■ OBJECTIVE ■
Number the rows as a list, starting at the first row and ending with the row that contains "candle-body — [1114, 327, 1128, 331]", both included. Leave out any blank lines.

■ PROVIDED ENTRIES ■
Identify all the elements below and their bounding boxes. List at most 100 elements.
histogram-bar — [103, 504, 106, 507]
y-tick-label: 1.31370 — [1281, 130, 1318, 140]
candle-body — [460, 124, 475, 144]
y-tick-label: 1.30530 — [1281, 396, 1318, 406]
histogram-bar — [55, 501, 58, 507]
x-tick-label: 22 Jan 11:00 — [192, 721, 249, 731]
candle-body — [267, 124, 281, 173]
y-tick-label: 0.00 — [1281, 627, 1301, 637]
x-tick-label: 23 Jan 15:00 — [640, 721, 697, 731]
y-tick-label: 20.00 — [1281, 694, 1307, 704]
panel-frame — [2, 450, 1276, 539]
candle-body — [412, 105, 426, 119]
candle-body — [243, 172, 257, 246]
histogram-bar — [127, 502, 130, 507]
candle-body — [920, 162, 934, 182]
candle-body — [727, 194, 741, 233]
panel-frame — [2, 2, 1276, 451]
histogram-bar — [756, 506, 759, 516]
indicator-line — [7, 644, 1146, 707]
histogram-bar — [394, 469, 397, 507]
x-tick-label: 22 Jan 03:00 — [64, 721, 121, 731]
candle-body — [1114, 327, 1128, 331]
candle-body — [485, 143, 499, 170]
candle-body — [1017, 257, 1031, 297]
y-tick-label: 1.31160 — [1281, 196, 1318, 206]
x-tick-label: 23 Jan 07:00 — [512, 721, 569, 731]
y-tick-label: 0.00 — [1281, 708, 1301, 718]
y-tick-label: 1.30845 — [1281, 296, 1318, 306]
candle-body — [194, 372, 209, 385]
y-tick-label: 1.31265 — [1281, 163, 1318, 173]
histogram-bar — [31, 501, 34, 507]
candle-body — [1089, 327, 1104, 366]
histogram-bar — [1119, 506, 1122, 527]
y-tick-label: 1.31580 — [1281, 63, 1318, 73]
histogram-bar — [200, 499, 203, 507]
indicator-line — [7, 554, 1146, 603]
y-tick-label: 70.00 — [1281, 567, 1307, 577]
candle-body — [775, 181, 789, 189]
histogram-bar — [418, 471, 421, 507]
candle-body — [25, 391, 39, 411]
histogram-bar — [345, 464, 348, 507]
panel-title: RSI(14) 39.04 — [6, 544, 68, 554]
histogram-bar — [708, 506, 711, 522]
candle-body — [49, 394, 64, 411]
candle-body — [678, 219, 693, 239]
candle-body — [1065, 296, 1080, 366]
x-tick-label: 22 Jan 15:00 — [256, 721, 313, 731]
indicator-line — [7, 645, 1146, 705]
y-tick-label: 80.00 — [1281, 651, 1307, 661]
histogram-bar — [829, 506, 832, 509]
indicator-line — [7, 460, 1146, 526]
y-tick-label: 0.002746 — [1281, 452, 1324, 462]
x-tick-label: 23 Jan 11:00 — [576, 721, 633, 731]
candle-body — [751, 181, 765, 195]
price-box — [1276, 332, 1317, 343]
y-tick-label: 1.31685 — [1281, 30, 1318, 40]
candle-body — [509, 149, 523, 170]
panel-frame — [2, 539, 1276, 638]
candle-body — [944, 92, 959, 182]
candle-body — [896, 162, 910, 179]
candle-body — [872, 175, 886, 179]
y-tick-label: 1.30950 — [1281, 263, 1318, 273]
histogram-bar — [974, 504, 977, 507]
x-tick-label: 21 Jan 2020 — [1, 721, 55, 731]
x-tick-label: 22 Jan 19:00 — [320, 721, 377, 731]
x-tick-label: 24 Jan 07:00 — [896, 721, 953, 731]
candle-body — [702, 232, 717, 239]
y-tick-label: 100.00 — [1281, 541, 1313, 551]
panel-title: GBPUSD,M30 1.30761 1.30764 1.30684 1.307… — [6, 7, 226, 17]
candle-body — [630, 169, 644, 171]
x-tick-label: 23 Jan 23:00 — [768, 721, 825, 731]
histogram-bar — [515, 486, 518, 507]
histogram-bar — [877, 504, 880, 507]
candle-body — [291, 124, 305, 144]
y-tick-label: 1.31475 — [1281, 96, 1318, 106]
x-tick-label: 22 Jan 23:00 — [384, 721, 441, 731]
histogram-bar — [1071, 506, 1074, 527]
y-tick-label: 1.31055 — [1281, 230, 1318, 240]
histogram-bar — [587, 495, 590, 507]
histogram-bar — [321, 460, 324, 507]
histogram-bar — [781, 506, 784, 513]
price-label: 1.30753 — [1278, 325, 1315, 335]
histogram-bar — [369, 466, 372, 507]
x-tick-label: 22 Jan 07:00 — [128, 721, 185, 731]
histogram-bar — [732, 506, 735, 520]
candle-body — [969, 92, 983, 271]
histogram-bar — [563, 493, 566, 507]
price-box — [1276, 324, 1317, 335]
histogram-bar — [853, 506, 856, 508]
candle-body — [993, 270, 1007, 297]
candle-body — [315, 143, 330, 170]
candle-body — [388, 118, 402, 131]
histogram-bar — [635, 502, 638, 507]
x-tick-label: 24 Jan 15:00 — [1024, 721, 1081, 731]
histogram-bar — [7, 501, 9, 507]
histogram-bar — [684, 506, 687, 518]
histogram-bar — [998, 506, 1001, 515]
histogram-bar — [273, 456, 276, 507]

■ RESULT FOR THIS EXERCISE ■
1. Identify all the elements below and their bounding boxes. List at most 100 elements.
2. histogram-bar — [103, 504, 106, 507]
3. y-tick-label: 1.31370 — [1281, 130, 1318, 140]
4. candle-body — [460, 124, 475, 144]
5. y-tick-label: 1.30530 — [1281, 396, 1318, 406]
6. histogram-bar — [55, 501, 58, 507]
7. x-tick-label: 22 Jan 11:00 — [192, 721, 249, 731]
8. candle-body — [267, 124, 281, 173]
9. y-tick-label: 0.00 — [1281, 627, 1301, 637]
10. x-tick-label: 23 Jan 15:00 — [640, 721, 697, 731]
11. y-tick-label: 20.00 — [1281, 694, 1307, 704]
12. panel-frame — [2, 450, 1276, 539]
13. candle-body — [412, 105, 426, 119]
14. candle-body — [243, 172, 257, 246]
15. histogram-bar — [127, 502, 130, 507]
16. candle-body — [920, 162, 934, 182]
17. candle-body — [727, 194, 741, 233]
18. panel-frame — [2, 2, 1276, 451]
19. histogram-bar — [756, 506, 759, 516]
20. indicator-line — [7, 644, 1146, 707]
21. histogram-bar — [394, 469, 397, 507]
22. x-tick-label: 22 Jan 03:00 — [64, 721, 121, 731]
23. candle-body — [1114, 327, 1128, 331]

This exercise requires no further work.